▶ [Short problem]:
Take every line from the listing below that contains "JSON".

------------------------------------------------------------------------

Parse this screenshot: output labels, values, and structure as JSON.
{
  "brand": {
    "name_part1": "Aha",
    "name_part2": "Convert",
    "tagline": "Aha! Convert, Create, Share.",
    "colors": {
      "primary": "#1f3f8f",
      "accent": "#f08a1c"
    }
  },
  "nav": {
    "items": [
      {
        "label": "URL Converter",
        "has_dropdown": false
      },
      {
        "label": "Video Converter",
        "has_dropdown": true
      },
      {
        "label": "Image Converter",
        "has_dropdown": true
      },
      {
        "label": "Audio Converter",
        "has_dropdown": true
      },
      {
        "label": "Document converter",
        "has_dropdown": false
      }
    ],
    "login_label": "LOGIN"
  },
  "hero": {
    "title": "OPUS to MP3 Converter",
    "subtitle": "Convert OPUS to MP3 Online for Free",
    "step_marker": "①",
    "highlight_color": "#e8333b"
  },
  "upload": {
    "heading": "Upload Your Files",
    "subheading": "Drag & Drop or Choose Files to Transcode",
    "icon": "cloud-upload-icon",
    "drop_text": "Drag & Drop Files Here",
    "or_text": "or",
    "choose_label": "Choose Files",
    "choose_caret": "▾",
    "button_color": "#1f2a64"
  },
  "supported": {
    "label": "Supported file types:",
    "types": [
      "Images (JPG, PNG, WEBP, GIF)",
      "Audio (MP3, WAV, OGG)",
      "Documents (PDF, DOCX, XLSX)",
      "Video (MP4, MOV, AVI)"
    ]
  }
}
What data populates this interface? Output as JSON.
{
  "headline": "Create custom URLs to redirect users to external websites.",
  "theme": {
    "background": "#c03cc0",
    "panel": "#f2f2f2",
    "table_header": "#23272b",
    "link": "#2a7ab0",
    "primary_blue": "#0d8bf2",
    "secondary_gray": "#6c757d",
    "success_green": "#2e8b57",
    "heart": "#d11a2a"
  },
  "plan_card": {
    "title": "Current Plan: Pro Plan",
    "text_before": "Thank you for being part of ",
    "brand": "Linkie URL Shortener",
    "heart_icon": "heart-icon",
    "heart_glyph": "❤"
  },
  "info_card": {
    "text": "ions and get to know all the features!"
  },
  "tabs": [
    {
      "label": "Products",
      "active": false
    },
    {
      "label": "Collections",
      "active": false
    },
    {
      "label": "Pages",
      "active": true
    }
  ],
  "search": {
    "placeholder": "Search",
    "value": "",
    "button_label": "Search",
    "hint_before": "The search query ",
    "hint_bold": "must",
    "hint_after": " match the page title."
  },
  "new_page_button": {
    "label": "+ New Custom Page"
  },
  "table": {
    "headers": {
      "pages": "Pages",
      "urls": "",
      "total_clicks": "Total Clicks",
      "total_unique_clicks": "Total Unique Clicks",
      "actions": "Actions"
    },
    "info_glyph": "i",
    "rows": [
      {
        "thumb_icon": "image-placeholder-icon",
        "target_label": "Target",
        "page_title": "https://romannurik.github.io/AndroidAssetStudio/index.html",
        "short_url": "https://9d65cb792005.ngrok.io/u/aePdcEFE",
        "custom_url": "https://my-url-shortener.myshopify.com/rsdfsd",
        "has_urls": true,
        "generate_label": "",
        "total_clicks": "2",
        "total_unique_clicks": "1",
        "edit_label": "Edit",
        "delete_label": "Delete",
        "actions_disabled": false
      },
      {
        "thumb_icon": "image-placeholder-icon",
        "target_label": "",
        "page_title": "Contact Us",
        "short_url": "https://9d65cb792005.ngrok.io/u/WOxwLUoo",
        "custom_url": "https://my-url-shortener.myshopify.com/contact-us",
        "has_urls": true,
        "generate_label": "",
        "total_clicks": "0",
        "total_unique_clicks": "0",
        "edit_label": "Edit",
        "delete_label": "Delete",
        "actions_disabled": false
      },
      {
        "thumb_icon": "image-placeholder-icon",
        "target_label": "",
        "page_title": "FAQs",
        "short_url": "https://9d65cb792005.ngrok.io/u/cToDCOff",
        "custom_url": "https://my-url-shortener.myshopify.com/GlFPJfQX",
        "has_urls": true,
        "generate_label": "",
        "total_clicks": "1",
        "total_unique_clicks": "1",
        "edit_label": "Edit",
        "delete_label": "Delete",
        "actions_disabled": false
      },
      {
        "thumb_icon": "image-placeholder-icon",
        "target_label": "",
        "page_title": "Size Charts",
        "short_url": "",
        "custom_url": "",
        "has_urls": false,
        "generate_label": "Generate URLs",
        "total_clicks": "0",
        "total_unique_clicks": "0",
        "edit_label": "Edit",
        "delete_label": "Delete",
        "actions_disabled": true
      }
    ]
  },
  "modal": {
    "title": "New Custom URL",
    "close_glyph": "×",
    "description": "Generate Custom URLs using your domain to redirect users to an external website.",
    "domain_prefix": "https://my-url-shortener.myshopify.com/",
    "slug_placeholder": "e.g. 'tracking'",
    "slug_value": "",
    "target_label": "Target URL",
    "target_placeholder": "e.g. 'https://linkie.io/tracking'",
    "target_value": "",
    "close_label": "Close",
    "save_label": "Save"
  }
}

------------------------------------------------------------------------

▶ [Correct result]:
Parse this screenshot: output labels, values, and structure as JSON.
What data populates this interface? Output as JSON.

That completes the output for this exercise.